[[ DATA LISTING open ]]
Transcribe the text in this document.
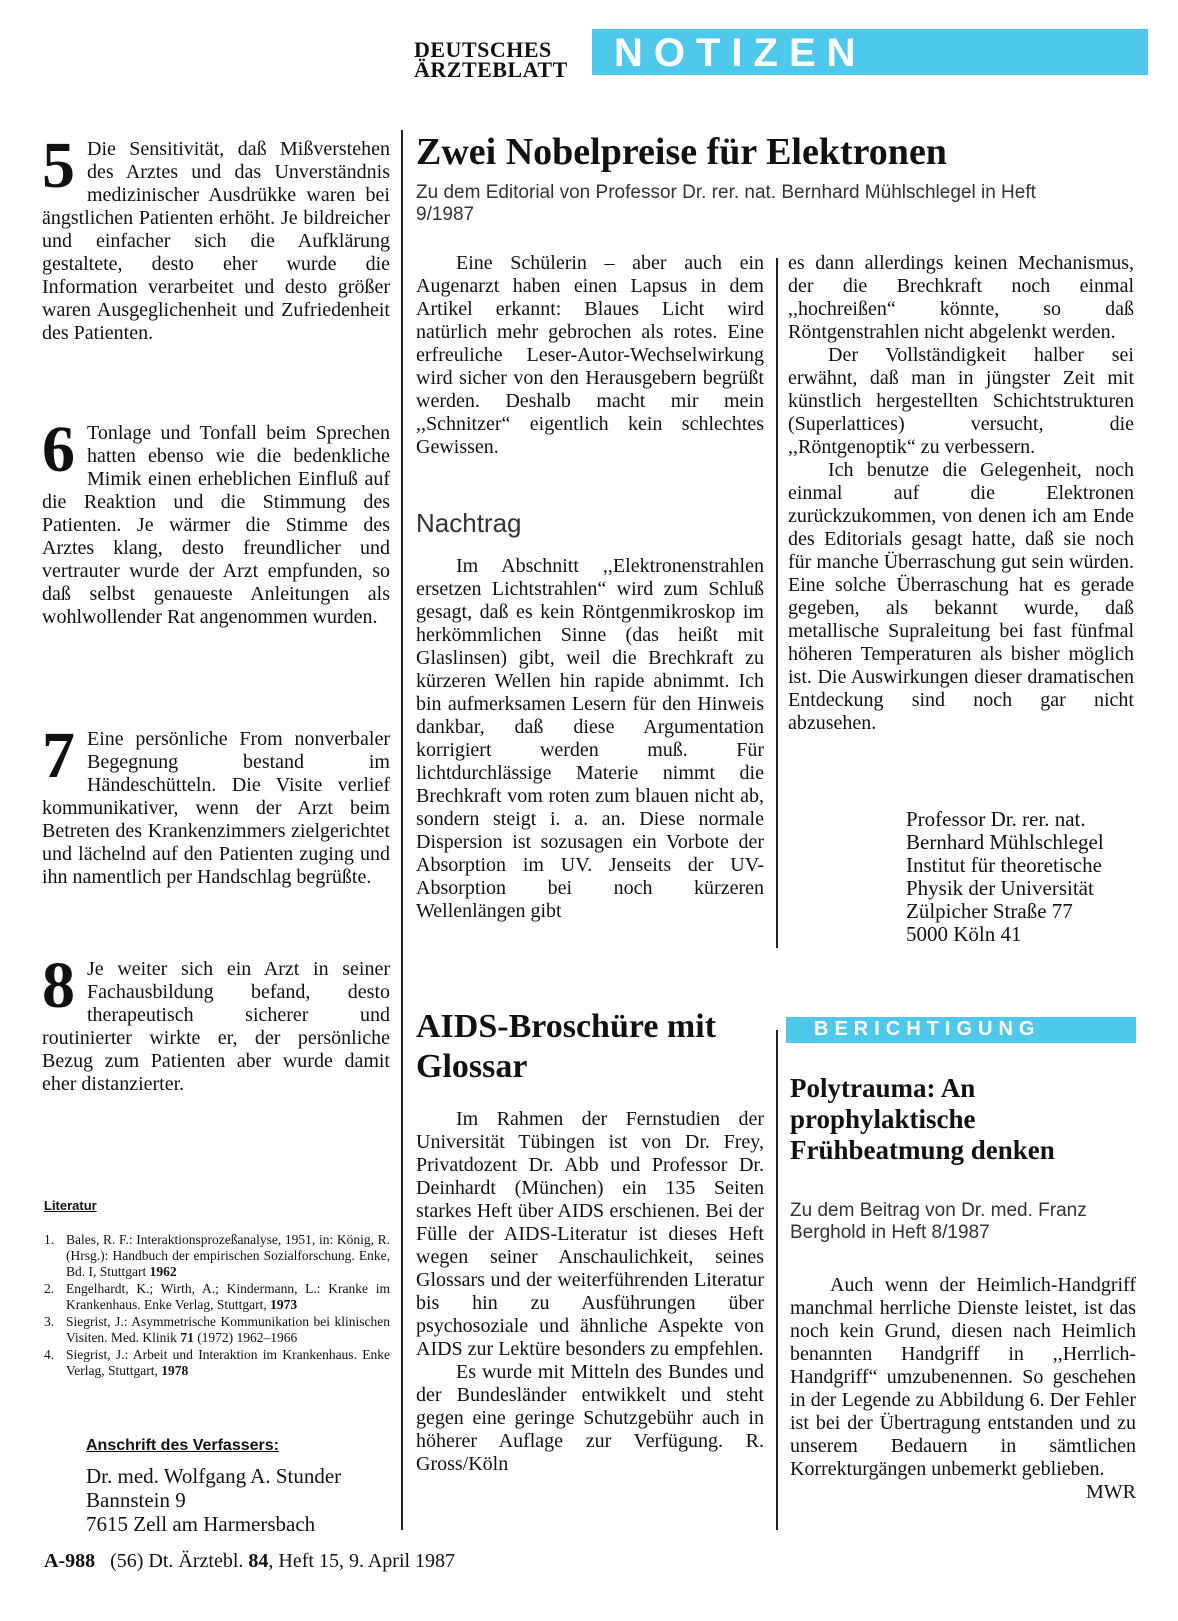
DEUTSCHES
ÄRZTEBLATT	NOTIZEN
5 Die Sensitivität, daß Mißverstehen des Arztes und das Unverständnis medizinischer Ausdrükke waren bei ängstlichen Patienten erhöht. Je bildreicher und einfacher sich die Aufklärung gestaltete, desto eher wurde die Information verarbeitet und desto größer waren Ausgeglichenheit und Zufriedenheit des Patienten.
6 Tonlage und Tonfall beim Sprechen hatten ebenso wie die bedenkliche Mimik einen erheblichen Einfluß auf die Reaktion und die Stimmung des Patienten. Je wärmer die Stimme des Arztes klang, desto freundlicher und vertrauter wurde der Arzt empfunden, so daß selbst genaueste Anleitungen als wohlwollender Rat angenommen wurden.
7 Eine persönliche From nonverbaler Begegnung bestand im Händeschütteln. Die Visite verlief kommunikativer, wenn der Arzt beim Betreten des Krankenzimmers zielgerichtet und lächelnd auf den Patienten zuging und ihn namentlich per Handschlag begrüßte.
8 Je weiter sich ein Arzt in seiner Fachausbildung befand, desto therapeutisch sicherer und routinierter wirkte er, der persönliche Bezug zum Patienten aber wurde damit eher distanzierter.
Literatur
1. Bales, R. F.: Interaktionsprozeßanalyse, 1951, in: König, R. (Hrsg.): Handbuch der empirischen Sozialforschung. Enke, Bd. I, Stuttgart 1962
2. Engelhardt, K.; Wirth, A.; Kindermann, L.: Kranke im Krankenhaus. Enke Verlag, Stuttgart, 1973
3. Siegrist, J.: Asymmetrische Kommunikation bei klinischen Visiten. Med. Klinik 71 (1972) 1962–1966
4. Siegrist, J.: Arbeit und Interaktion im Krankenhaus. Enke Verlag, Stuttgart, 1978
Anschrift des Verfassers:
Dr. med. Wolfgang A. Stunder
Bannstein 9
7615 Zell am Harmersbach
Zwei Nobelpreise für Elektronen
Zu dem Editorial von Professor Dr. rer. nat. Bernhard Mühlschlegel in Heft 9/1987

Eine Schülerin – aber auch ein Augenarzt haben einen Lapsus in dem Artikel erkannt: Blaues Licht wird natürlich mehr gebrochen als rotes. Eine erfreuliche Leser-Autor-Wechselwirkung wird sicher von den Herausgebern begrüßt werden. Deshalb macht mir mein ,,Schnitzer“ eigentlich kein schlechtes Gewissen.

Nachtrag

Im Abschnitt ,,Elektronenstrahlen ersetzen Lichtstrahlen“ wird zum Schluß gesagt, daß es kein Röntgenmikroskop im herkömmlichen Sinne (das heißt mit Glaslinsen) gibt, weil die Brechkraft zu kürzeren Wellen hin rapide abnimmt. Ich bin aufmerksamen Lesern für den Hinweis dankbar, daß diese Argumentation korrigiert werden muß. Für lichtdurchlässige Materie nimmt die Brechkraft vom roten zum blauen nicht ab, sondern steigt i. a. an. Diese normale Dispersion ist sozusagen ein Vorbote der Absorption im UV. Jenseits der UV-Absorption bei noch kürzeren Wellenlängen gibt

es dann allerdings keinen Mechanismus, der die Brechkraft noch einmal ,,hochreißen“ könnte, so daß Röntgenstrahlen nicht abgelenkt werden.

Der Vollständigkeit halber sei erwähnt, daß man in jüngster Zeit mit künstlich hergestellten Schichtstrukturen (Superlattices) versucht, die ,,Röntgenoptik“ zu verbessern.

Ich benutze die Gelegenheit, noch einmal auf die Elektronen zurückzukommen, von denen ich am Ende des Editorials gesagt hatte, daß sie noch für manche Überraschung gut sein würden. Eine solche Überraschung hat es gerade gegeben, als bekannt wurde, daß metallische Supraleitung bei fast fünfmal höheren Temperaturen als bisher möglich ist. Die Auswirkungen dieser dramatischen Entdeckung sind noch gar nicht abzusehen.

Professor Dr. rer. nat.
Bernhard Mühlschlegel
Institut für theoretische
Physik der Universität
Zülpicher Straße 77
5000 Köln 41
AIDS-Broschüre mit Glossar

Im Rahmen der Fernstudien der Universität Tübingen ist von Dr. Frey, Privatdozent Dr. Abb und Professor Dr. Deinhardt (München) ein 135 Seiten starkes Heft über AIDS erschienen. Bei der Fülle der AIDS-Literatur ist dieses Heft wegen seiner Anschaulichkeit, seines Glossars und der weiterführenden Literatur bis hin zu Ausführungen über psychosoziale und ähnliche Aspekte von AIDS zur Lektüre besonders zu empfehlen.

Es wurde mit Mitteln des Bundes und der Bundesländer entwikkelt und steht gegen eine geringe Schutzgebühr auch in höherer Auflage zur Verfügung. R. Gross/Köln

BERICHTIGUNG
Polytrauma: An prophylaktische Frühbeatmung denken
Zu dem Beitrag von Dr. med. Franz Berghold in Heft 8/1987

Auch wenn der Heimlich-Handgriff manchmal herrliche Dienste leistet, ist das noch kein Grund, diesen nach Heimlich benannten Handgriff in ,,Herrlich-Handgriff“ umzubenennen. So geschehen in der Legende zu Abbildung 6. Der Fehler ist bei der Übertragung entstanden und zu unserem Bedauern in sämtlichen Korrekturgängen unbemerkt geblieben.

MWR
A-988 (56) Dt. Ärztebl. 84, Heft 15, 9. April 1987
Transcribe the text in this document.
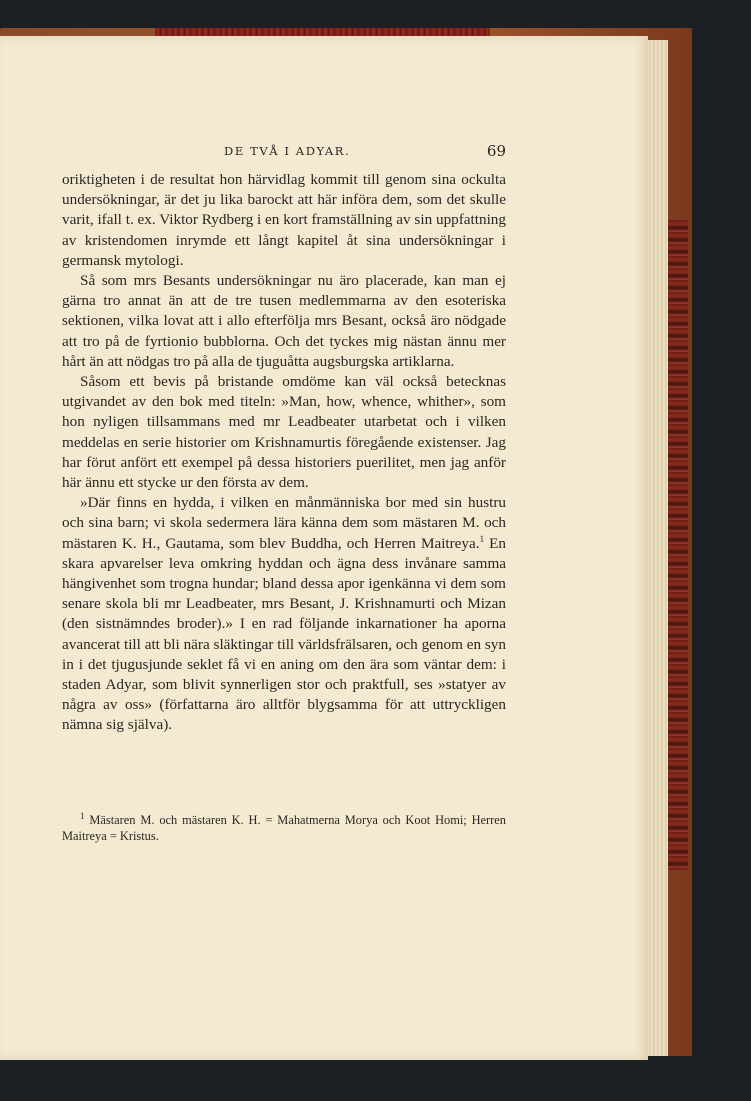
DE TVÅ I ADYAR.	69

oriktigheten i de resultat hon härvidlag kommit till genom sina ockulta undersökningar, är det ju lika barockt att här införa dem, som det skulle varit, ifall t. ex. Viktor Rydberg i en kort framställning av sin uppfattning av kristendomen inrymde ett långt kapitel åt sina undersökningar i germansk mytologi.

Så som mrs Besants undersökningar nu äro placerade, kan man ej gärna tro annat än att de tre tusen medlemmarna av den esoteriska sektionen, vilka lovat att i allo efterfölja mrs Besant, också äro nödgade att tro på de fyrtionio bubblorna. Och det tyckes mig nästan ännu mer hårt än att nödgas tro på alla de tjuguåtta augsburgska artiklarna.

Såsom ett bevis på bristande omdöme kan väl också betecknas utgivandet av den bok med titeln: »Man, how, whence, whither», som hon nyligen tillsammans med mr Leadbeater utarbetat och i vilken meddelas en serie historier om Krishnamurtis föregående existenser. Jag har förut anfört ett exempel på dessa historiers puerilitet, men jag anför här ännu ett stycke ur den första av dem.

»Där finns en hydda, i vilken en månmänniska bor med sin hustru och sina barn; vi skola sedermera lära känna dem som mästaren M. och mästaren K. H., Gautama, som blev Buddha, och Herren Maitreya.$^1$ En skara apvarelser leva omkring hyddan och ägna dess invånare samma hängivenhet som trogna hundar; bland dessa apor igenkänna vi dem som senare skola bli mr Leadbeater, mrs Besant, J. Krishnamurti och Mizan (den sistnämndes broder).» I en rad följande inkarnationer ha aporna avancerat till att bli nära släktingar till världsfrälsaren, och genom en syn in i det tjugusjunde seklet få vi en aning om den ära som väntar dem: i staden Adyar, som blivit synnerligen stor och praktfull, ses »statyer av några av oss» (författarna äro alltför blygsamma för att uttryckligen nämna sig själva).

$^1$ Mästaren M. och mästaren K. H. = Mahatmerna Morya och Koot Homi; Herren Maitreya = Kristus.
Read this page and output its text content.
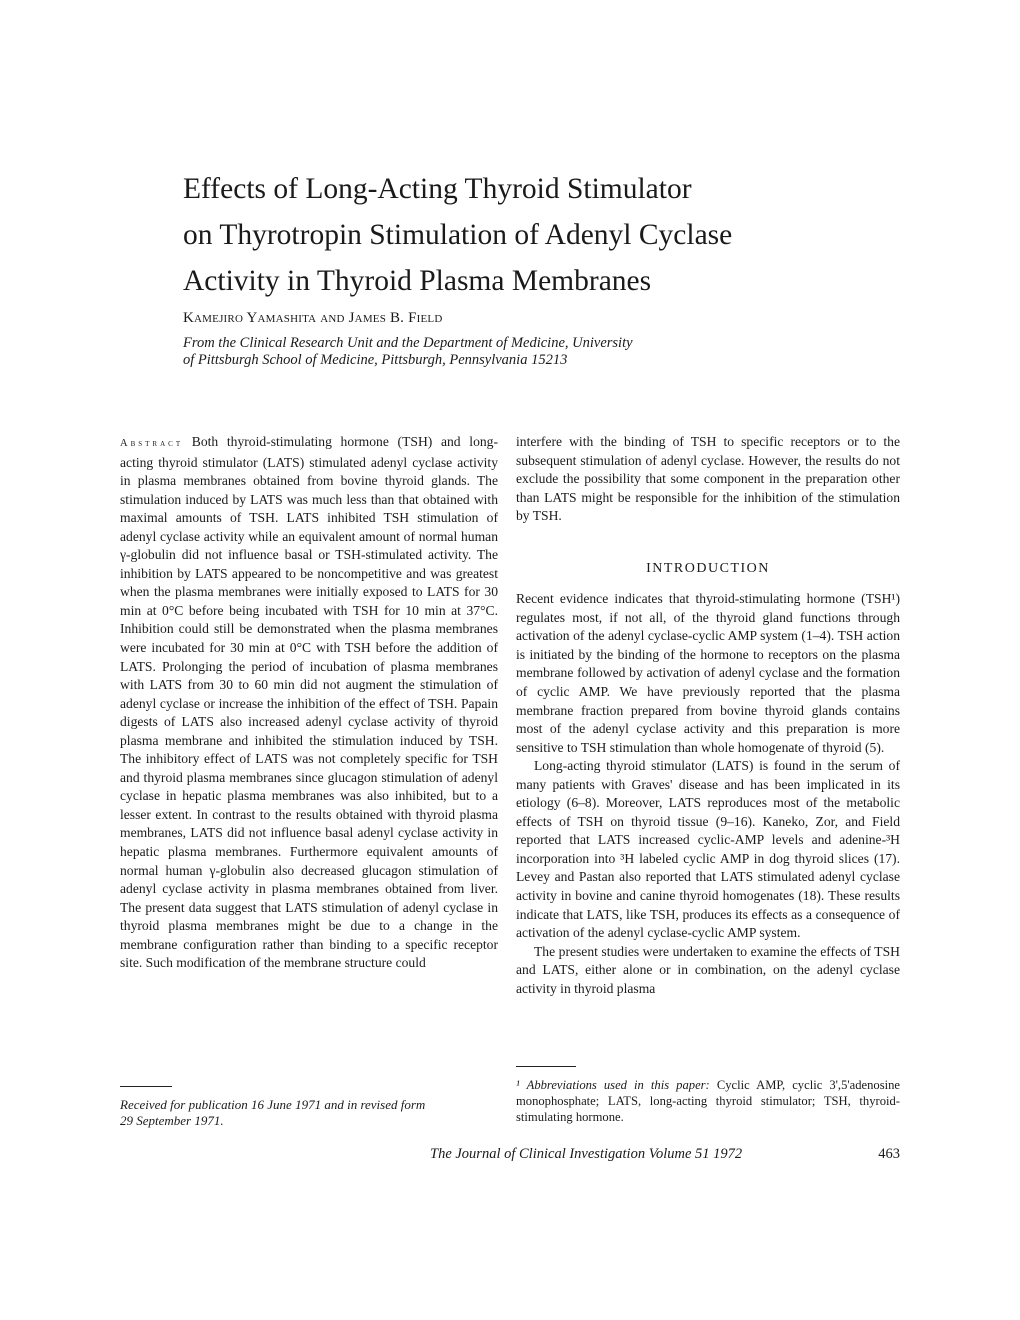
Effects of Long-Acting Thyroid Stimulator
on Thyrotropin Stimulation of Adenyl Cyclase
Activity in Thyroid Plasma Membranes
Kamejiro Yamashita and James B. Field
From the Clinical Research Unit and the Department of Medicine, University
of Pittsburgh School of Medicine, Pittsburgh, Pennsylvania 15213

Abstract Both thyroid-stimulating hormone (TSH) and long-acting thyroid stimulator (LATS) stimulated adenyl cyclase activity in plasma membranes obtained from bovine thyroid glands. The stimulation induced by LATS was much less than that obtained with maximal amounts of TSH. LATS inhibited TSH stimulation of adenyl cyclase activity while an equivalent amount of normal human γ-globulin did not influence basal or TSH-stimulated activity. The inhibition by LATS appeared to be noncompetitive and was greatest when the plasma membranes were initially exposed to LATS for 30 min at 0°C before being incubated with TSH for 10 min at 37°C. Inhibition could still be demonstrated when the plasma membranes were incubated for 30 min at 0°C with TSH before the addition of LATS. Prolonging the period of incubation of plasma membranes with LATS from 30 to 60 min did not augment the stimulation of adenyl cyclase or increase the inhibition of the effect of TSH. Papain digests of LATS also increased adenyl cyclase activity of thyroid plasma membrane and inhibited the stimulation induced by TSH. The inhibitory effect of LATS was not completely specific for TSH and thyroid plasma membranes since glucagon stimulation of adenyl cyclase in hepatic plasma membranes was also inhibited, but to a lesser extent. In contrast to the results obtained with thyroid plasma membranes, LATS did not influence basal adenyl cyclase activity in hepatic plasma membranes. Furthermore equivalent amounts of normal human γ-globulin also decreased glucagon stimulation of adenyl cyclase activity in plasma membranes obtained from liver. The present data suggest that LATS stimulation of adenyl cyclase in thyroid plasma membranes might be due to a change in the membrane configuration rather than binding to a specific receptor site. Such modification of the membrane structure could

interfere with the binding of TSH to specific receptors or to the subsequent stimulation of adenyl cyclase. However, the results do not exclude the possibility that some component in the preparation other than LATS might be responsible for the inhibition of the stimulation by TSH.

INTRODUCTION

Recent evidence indicates that thyroid-stimulating hormone (TSH¹) regulates most, if not all, of the thyroid gland functions through activation of the adenyl cyclase-cyclic AMP system (1–4). TSH action is initiated by the binding of the hormone to receptors on the plasma membrane followed by activation of adenyl cyclase and the formation of cyclic AMP. We have previously reported that the plasma membrane fraction prepared from bovine thyroid glands contains most of the adenyl cyclase activity and this preparation is more sensitive to TSH stimulation than whole homogenate of thyroid (5).

Long-acting thyroid stimulator (LATS) is found in the serum of many patients with Graves' disease and has been implicated in its etiology (6–8). Moreover, LATS reproduces most of the metabolic effects of TSH on thyroid tissue (9–16). Kaneko, Zor, and Field reported that LATS increased cyclic-AMP levels and adenine-³H incorporation into ³H labeled cyclic AMP in dog thyroid slices (17). Levey and Pastan also reported that LATS stimulated adenyl cyclase activity in bovine and canine thyroid homogenates (18). These results indicate that LATS, like TSH, produces its effects as a consequence of activation of the adenyl cyclase-cyclic AMP system.

The present studies were undertaken to examine the effects of TSH and LATS, either alone or in combination, on the adenyl cyclase activity in thyroid plasma

Received for publication 16 June 1971 and in revised form
29 September 1971.
¹ Abbreviations used in this paper: Cyclic AMP, cyclic 3',5'adenosine monophosphate; LATS, long-acting thyroid stimulator; TSH, thyroid-stimulating hormone.
The Journal of Clinical Investigation Volume 51 1972	463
[[ DATA LISTING closed ]]
■ TO DO ■
Go through the records above, find every line with the word "mästaren", and list those lines.

■ TASK ANSWER ■
»Där finns en hydda, i vilken en månmänniska bor med sin hustru och sina barn; vi skola sedermera lära känna dem som mästaren M. och mästaren K. H., Gautama, som blev Buddha, och Herren Maitreya.$^1$ En skara apvarelser leva omkring hyddan och ägna dess invånare samma hängivenhet som trogna hundar; bland dessa apor igenkänna vi dem som senare skola bli mr Leadbeater, mrs Besant, J. Krishnamurti och Mizan (den sistnämndes broder).» I en rad följande inkarnationer ha aporna avancerat till att bli nära släktingar till världsfrälsaren, och genom en syn in i det tjugusjunde seklet få vi en aning om den ära som väntar dem: i staden Adyar, som blivit synnerligen stor och praktfull, ses »statyer av några av oss» (författarna äro alltför blygsamma för att uttryckligen nämna sig själva).
$^1$ Mästaren M. och mästaren K. H. = Mahatmerna Morya och Koot Homi; Herren Maitreya = Kristus.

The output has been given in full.